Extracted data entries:
/---

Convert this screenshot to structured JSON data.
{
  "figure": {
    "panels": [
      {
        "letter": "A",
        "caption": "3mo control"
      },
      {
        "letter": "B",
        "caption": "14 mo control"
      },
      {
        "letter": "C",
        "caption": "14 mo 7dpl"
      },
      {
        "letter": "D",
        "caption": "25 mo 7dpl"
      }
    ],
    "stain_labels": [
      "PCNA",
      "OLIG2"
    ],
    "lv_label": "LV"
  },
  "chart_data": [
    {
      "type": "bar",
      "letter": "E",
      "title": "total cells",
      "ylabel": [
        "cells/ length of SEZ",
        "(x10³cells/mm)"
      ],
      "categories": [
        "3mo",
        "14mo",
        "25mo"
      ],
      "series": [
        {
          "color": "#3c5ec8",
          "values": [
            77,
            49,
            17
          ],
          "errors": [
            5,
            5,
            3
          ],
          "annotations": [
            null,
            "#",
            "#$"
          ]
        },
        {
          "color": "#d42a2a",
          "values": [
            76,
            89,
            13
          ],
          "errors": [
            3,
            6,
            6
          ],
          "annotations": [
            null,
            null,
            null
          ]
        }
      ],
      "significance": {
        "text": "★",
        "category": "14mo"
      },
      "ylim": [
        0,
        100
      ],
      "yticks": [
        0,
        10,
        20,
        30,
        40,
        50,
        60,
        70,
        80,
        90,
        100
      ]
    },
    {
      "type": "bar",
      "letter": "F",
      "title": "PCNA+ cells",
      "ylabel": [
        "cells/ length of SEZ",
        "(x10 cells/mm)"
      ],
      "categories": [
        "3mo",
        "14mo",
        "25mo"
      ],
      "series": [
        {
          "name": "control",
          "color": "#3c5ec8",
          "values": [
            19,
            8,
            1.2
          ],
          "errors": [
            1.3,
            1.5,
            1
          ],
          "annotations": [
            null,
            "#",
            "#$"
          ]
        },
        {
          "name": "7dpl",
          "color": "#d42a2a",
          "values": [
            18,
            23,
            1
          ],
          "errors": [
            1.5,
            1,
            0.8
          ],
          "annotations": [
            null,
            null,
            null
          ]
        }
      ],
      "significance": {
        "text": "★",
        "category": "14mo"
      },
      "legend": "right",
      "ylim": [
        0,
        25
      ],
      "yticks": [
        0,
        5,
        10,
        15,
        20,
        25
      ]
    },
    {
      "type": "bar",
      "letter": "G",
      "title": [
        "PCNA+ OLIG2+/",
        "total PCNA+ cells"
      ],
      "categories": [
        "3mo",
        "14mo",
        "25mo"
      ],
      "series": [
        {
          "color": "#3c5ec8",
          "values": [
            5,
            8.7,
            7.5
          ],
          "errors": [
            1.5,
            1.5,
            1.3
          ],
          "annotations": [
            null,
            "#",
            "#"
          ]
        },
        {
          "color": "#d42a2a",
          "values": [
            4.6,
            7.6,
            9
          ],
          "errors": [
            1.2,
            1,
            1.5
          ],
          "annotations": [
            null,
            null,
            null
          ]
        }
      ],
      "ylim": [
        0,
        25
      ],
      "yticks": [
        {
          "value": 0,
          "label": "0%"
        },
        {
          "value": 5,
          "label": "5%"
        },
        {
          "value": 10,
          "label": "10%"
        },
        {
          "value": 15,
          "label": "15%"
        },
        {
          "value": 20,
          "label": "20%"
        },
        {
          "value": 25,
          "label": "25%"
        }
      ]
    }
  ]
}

\---

WHAT TO WORK ON: For the records above, state the number of lines that contain "PCNA", and provide nothing further.

EXERCISE SOLUTION: 4